─── Material for this task

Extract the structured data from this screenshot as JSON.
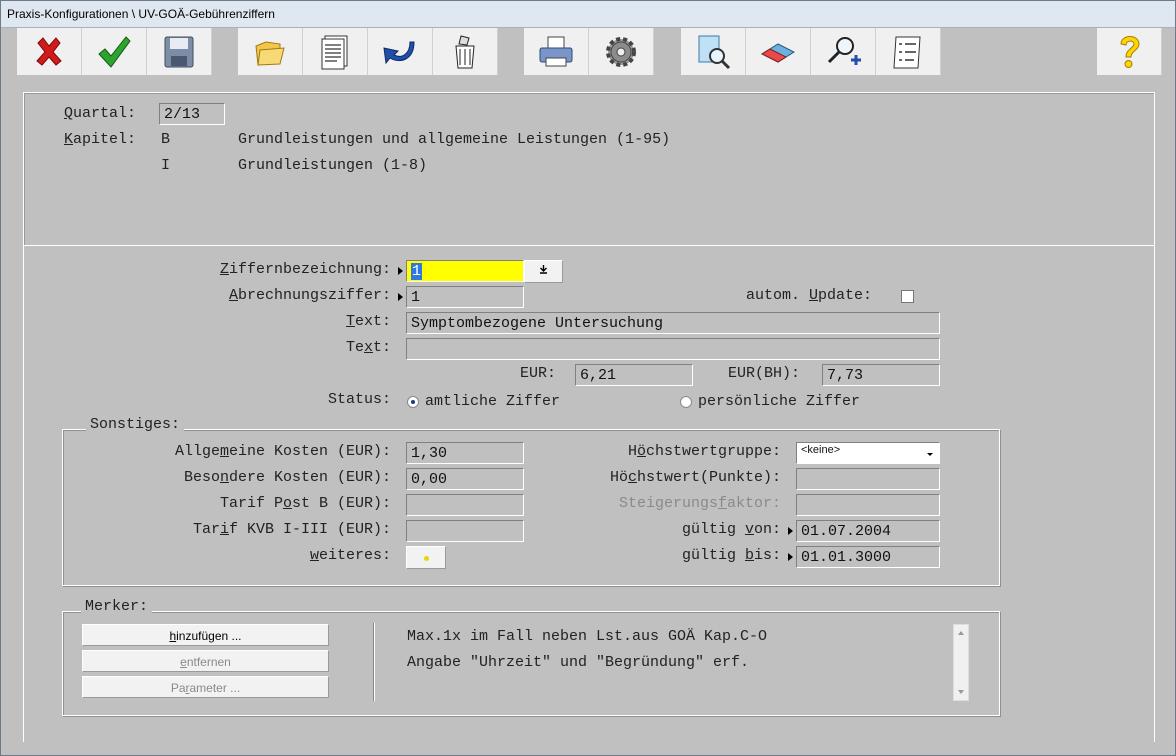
{
  "window": {
    "title": "Praxis-Konfigurationen \\ UV-GOÄ-Gebührenziffern"
  },
  "toolbar": {
    "buttons": [
      {
        "name": "cancel-icon"
      },
      {
        "name": "confirm-icon"
      },
      {
        "name": "save-icon"
      },
      {
        "name": "open-folder-icon"
      },
      {
        "name": "document-list-icon"
      },
      {
        "name": "undo-icon"
      },
      {
        "name": "trash-icon"
      },
      {
        "name": "print-icon"
      },
      {
        "name": "settings-gear-icon"
      },
      {
        "name": "search-document-icon"
      },
      {
        "name": "eraser-icon"
      },
      {
        "name": "zoom-add-icon"
      },
      {
        "name": "numbered-list-icon"
      },
      {
        "name": "help-icon"
      }
    ]
  },
  "header": {
    "quartal_label_u": "Q",
    "quartal_label_rest": "uartal:",
    "quartal_value": "2/13",
    "kapitel_label_u": "K",
    "kapitel_label_rest": "apitel:",
    "kapitel_code": "B",
    "kapitel_text": "Grundleistungen und allgemeine Leistungen (1-95)",
    "sub_code": "I",
    "sub_text": "Grundleistungen (1-8)"
  },
  "form": {
    "ziffer_label_u": "Z",
    "ziffer_label_rest": "iffernbezeichnung:",
    "ziffer_value": "1",
    "abrechnung_label_u": "A",
    "abrechnung_label_rest": "brechnungsziffer:",
    "abrechnung_value": "1",
    "autoupdate_label_pre": "autom. ",
    "autoupdate_label_u": "U",
    "autoupdate_label_rest": "pdate:",
    "text1_label_u": "T",
    "text1_label_rest": "ext:",
    "text1_value": "Symptombezogene Untersuchung",
    "text2_label_pre": "Te",
    "text2_label_u": "x",
    "text2_label_rest": "t:",
    "text2_value": "",
    "eur_label": "EUR:",
    "eur_value": "6,21",
    "eurbh_label": "EUR(BH):",
    "eurbh_value": "7,73",
    "status_label": "Status:",
    "status_opt1": "amtliche Ziffer",
    "status_opt2": "persönliche Ziffer"
  },
  "sonstiges": {
    "title": "Sonstiges:",
    "allg_pre": "Allge",
    "allg_u": "m",
    "allg_rest": "eine Kosten (EUR):",
    "allg_value": "1,30",
    "bes_pre": "Beso",
    "bes_u": "n",
    "bes_rest": "dere Kosten (EUR):",
    "bes_value": "0,00",
    "post_pre": "Tarif P",
    "post_u": "o",
    "post_rest": "st B (EUR):",
    "post_value": "",
    "kvb_pre": "Tar",
    "kvb_u": "i",
    "kvb_rest": "f KVB I-III (EUR):",
    "kvb_value": "",
    "weiteres_u": "w",
    "weiteres_rest": "eiteres:",
    "hwg_pre": "H",
    "hwg_u": "ö",
    "hwg_rest": "chstwertgruppe:",
    "hwg_value": "<keine>",
    "hw_pre": "Hö",
    "hw_u": "c",
    "hw_rest": "hstwert(Punkte):",
    "hw_value": "",
    "stf_pre": "Steigerungs",
    "stf_u": "f",
    "stf_rest": "aktor:",
    "stf_value": "",
    "von_pre": "gültig ",
    "von_u": "v",
    "von_rest": "on:",
    "von_value": "01.07.2004",
    "bis_pre": "gültig ",
    "bis_u": "b",
    "bis_rest": "is:",
    "bis_value": "01.01.3000"
  },
  "merker": {
    "title": "Merker:",
    "btn_add_u": "h",
    "btn_add_rest": "inzufügen ...",
    "btn_remove_u": "e",
    "btn_remove_rest": "ntfernen",
    "btn_params_pre": "Pa",
    "btn_params_u": "r",
    "btn_params_rest": "ameter ...",
    "line1": "Max.1x im Fall neben Lst.aus GOÄ Kap.C-O",
    "line2": "Angabe \"Uhrzeit\" und \"Begründung\" erf."
  }
}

──────

#### [What is being asked]
Find all the lines containing "Kosten" in the material, then copy them.

#### [Exercise output]
    "allg_rest": "eine Kosten (EUR):",
    "bes_rest": "dere Kosten (EUR):",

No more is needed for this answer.